Records to process

········

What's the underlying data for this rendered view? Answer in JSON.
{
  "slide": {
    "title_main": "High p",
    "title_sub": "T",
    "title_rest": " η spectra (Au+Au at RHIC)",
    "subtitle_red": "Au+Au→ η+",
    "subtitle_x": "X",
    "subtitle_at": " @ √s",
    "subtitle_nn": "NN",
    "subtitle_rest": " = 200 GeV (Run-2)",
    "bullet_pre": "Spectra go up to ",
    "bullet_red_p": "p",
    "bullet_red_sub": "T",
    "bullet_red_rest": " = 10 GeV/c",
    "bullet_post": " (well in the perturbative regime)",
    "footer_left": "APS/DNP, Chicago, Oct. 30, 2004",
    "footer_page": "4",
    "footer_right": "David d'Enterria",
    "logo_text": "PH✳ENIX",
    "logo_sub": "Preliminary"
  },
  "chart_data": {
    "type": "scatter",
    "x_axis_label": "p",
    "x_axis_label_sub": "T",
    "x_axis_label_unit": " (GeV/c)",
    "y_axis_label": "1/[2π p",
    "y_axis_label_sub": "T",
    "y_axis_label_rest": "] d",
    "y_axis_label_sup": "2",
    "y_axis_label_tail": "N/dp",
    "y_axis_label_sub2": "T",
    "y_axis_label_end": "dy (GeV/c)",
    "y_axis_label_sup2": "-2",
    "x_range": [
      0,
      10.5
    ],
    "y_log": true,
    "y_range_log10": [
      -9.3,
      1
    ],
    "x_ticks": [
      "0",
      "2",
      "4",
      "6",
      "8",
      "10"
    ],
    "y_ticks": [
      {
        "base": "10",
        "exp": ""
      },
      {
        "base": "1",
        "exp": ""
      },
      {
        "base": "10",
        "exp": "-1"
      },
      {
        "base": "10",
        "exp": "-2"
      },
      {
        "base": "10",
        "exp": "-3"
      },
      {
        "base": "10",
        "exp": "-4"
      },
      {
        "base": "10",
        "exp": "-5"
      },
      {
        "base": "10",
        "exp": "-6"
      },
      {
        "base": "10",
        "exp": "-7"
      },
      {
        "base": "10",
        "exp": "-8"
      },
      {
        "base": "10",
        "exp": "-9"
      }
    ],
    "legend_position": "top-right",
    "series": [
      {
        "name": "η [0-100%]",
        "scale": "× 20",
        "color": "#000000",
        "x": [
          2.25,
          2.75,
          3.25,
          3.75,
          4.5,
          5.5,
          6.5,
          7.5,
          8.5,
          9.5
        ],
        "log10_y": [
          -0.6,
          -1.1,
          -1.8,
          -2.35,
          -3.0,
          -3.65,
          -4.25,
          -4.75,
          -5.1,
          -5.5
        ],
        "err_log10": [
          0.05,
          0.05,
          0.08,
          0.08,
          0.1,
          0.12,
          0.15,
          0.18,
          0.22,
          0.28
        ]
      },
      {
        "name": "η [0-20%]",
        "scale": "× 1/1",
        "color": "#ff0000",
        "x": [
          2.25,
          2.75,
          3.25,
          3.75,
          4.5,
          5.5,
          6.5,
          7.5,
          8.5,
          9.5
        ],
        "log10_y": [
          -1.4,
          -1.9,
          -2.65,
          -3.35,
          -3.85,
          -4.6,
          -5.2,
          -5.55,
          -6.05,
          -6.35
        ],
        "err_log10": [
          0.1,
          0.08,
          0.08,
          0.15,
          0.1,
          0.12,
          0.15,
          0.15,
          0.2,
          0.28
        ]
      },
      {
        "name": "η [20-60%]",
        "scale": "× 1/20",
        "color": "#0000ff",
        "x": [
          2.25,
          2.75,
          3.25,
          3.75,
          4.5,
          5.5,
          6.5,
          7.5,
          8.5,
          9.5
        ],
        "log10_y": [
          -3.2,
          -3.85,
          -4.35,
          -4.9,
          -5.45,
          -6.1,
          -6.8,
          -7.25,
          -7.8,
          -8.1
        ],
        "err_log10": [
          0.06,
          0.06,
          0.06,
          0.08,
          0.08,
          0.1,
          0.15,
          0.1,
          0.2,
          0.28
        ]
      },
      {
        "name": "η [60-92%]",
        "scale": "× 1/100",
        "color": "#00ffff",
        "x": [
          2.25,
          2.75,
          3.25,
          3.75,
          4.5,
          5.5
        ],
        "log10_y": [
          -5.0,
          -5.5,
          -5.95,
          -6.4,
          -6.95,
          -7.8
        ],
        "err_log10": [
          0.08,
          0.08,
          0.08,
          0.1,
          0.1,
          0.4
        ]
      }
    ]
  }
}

········

Task brief
Search the entries for the word "scale", then gather every line that has it.

Solution for this task
        "scale": "× 20",
        "scale": "× 1/1",
        "scale": "× 1/20",
        "scale": "× 1/100",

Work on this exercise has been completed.